To be done: Look through the data below and report how many lines include "lower". Only the number should be given.

Record excerpts:
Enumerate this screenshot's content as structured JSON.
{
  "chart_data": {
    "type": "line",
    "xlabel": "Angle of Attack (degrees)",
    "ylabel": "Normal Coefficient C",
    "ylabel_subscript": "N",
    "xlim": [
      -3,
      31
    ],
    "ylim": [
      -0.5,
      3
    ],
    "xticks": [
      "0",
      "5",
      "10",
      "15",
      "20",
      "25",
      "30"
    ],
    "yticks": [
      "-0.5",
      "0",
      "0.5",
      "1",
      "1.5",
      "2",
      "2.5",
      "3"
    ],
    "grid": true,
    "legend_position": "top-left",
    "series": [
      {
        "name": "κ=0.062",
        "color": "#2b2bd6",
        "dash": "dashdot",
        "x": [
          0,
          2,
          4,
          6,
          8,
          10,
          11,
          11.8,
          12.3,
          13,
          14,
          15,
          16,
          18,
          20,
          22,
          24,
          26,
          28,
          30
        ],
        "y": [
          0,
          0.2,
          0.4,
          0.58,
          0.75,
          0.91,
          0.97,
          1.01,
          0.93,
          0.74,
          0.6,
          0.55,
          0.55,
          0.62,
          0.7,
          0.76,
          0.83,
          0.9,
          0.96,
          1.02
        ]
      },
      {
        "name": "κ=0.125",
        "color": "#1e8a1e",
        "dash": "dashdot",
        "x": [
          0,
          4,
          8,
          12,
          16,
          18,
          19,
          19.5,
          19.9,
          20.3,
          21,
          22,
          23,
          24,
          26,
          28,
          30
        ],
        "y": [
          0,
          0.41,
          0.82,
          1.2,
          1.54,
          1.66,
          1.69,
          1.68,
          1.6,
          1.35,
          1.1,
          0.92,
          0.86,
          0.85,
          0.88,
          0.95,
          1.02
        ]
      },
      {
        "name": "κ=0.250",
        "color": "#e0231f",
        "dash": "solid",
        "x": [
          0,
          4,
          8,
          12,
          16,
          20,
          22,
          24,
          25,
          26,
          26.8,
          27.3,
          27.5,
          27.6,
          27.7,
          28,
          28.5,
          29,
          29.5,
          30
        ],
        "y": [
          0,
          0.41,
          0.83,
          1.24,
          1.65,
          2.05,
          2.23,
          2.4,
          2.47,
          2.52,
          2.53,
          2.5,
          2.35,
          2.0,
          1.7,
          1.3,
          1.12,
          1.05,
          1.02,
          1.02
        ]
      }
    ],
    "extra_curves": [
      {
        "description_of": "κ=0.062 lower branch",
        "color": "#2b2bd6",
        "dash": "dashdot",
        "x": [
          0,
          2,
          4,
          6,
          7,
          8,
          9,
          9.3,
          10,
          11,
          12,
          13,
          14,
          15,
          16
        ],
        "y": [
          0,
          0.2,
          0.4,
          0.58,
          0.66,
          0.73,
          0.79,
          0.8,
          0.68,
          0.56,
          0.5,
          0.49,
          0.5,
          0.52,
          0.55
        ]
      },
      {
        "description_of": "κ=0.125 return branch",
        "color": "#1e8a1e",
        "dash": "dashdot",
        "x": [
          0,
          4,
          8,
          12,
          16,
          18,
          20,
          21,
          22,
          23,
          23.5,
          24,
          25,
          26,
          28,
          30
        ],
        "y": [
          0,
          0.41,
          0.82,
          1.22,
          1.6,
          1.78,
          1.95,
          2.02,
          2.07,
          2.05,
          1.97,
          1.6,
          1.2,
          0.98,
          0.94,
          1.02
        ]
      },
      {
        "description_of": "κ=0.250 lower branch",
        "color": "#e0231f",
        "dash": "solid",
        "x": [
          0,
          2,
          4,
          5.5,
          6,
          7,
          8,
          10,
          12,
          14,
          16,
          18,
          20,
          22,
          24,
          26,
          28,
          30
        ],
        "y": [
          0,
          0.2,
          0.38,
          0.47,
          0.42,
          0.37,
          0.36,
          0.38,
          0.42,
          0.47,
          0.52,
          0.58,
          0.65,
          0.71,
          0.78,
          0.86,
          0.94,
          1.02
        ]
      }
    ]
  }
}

Written answer: 2